[Collected data entries]

_ _ _ _

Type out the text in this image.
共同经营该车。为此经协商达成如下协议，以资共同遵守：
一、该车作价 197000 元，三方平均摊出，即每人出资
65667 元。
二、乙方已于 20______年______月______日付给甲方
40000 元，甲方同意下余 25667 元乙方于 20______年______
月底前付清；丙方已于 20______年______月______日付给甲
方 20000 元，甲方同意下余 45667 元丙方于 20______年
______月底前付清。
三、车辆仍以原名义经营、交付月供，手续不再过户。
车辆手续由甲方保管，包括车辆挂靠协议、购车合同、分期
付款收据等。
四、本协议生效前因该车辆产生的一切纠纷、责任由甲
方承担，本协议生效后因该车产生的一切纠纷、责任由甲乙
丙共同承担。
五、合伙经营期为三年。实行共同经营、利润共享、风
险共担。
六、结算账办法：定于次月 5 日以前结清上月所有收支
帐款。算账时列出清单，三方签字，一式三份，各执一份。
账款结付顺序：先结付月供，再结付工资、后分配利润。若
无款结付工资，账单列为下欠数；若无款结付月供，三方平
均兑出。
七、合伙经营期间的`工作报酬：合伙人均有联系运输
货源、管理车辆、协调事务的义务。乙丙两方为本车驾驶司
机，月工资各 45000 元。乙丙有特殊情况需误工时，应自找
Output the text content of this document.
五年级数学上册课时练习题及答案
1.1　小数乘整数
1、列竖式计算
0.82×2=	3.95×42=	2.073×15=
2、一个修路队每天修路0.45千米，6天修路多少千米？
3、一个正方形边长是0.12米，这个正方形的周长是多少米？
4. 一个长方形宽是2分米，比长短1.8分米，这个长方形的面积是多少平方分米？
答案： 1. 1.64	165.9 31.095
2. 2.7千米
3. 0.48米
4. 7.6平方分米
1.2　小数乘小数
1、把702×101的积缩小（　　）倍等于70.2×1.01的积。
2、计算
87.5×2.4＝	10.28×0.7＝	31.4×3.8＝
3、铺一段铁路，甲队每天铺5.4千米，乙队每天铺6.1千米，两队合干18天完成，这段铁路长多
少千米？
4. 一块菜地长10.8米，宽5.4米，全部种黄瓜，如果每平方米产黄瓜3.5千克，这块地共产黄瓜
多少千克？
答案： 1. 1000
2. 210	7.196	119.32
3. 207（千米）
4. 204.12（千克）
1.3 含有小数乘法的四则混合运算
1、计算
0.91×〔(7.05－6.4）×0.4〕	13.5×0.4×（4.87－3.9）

_ _ _ _

## What is needed
Extract all lines as given.

## Exercise output
Type out the text in this image.
共同经营该车。为此经协商达成如下协议，以资共同遵守：
一、该车作价 197000 元，三方平均摊出，即每人出资
65667 元。
二、乙方已于 20______年______月______日付给甲方
40000 元，甲方同意下余 25667 元乙方于 20______年______
月底前付清；丙方已于 20______年______月______日付给甲
方 20000 元，甲方同意下余 45667 元丙方于 20______年
______月底前付清。
三、车辆仍以原名义经营、交付月供，手续不再过户。
车辆手续由甲方保管，包括车辆挂靠协议、购车合同、分期
付款收据等。
四、本协议生效前因该车辆产生的一切纠纷、责任由甲
方承担，本协议生效后因该车产生的一切纠纷、责任由甲乙
丙共同承担。
五、合伙经营期为三年。实行共同经营、利润共享、风
险共担。
六、结算账办法：定于次月 5 日以前结清上月所有收支
帐款。算账时列出清单，三方签字，一式三份，各执一份。
账款结付顺序：先结付月供，再结付工资、后分配利润。若
无款结付工资，账单列为下欠数；若无款结付月供，三方平
均兑出。
七、合伙经营期间的`工作报酬：合伙人均有联系运输
货源、管理车辆、协调事务的义务。乙丙两方为本车驾驶司
机，月工资各 45000 元。乙丙有特殊情况需误工时，应自找
Output the text content of this document.
五年级数学上册课时练习题及答案
1.1　小数乘整数
1、列竖式计算
0.82×2=	3.95×42=	2.073×15=
2、一个修路队每天修路0.45千米，6天修路多少千米？
3、一个正方形边长是0.12米，这个正方形的周长是多少米？
4. 一个长方形宽是2分米，比长短1.8分米，这个长方形的面积是多少平方分米？
答案： 1. 1.64	165.9 31.095
2. 2.7千米
3. 0.48米
4. 7.6平方分米
1.2　小数乘小数
1、把702×101的积缩小（　　）倍等于70.2×1.01的积。
2、计算
87.5×2.4＝	10.28×0.7＝	31.4×3.8＝
3、铺一段铁路，甲队每天铺5.4千米，乙队每天铺6.1千米，两队合干18天完成，这段铁路长多
少千米？
4. 一块菜地长10.8米，宽5.4米，全部种黄瓜，如果每平方米产黄瓜3.5千克，这块地共产黄瓜
多少千克？
答案： 1. 1000
2. 210	7.196	119.32
3. 207（千米）
4. 204.12（千克）
1.3 含有小数乘法的四则混合运算
1、计算
0.91×〔(7.05－6.4）×0.4〕	13.5×0.4×（4.87－3.9）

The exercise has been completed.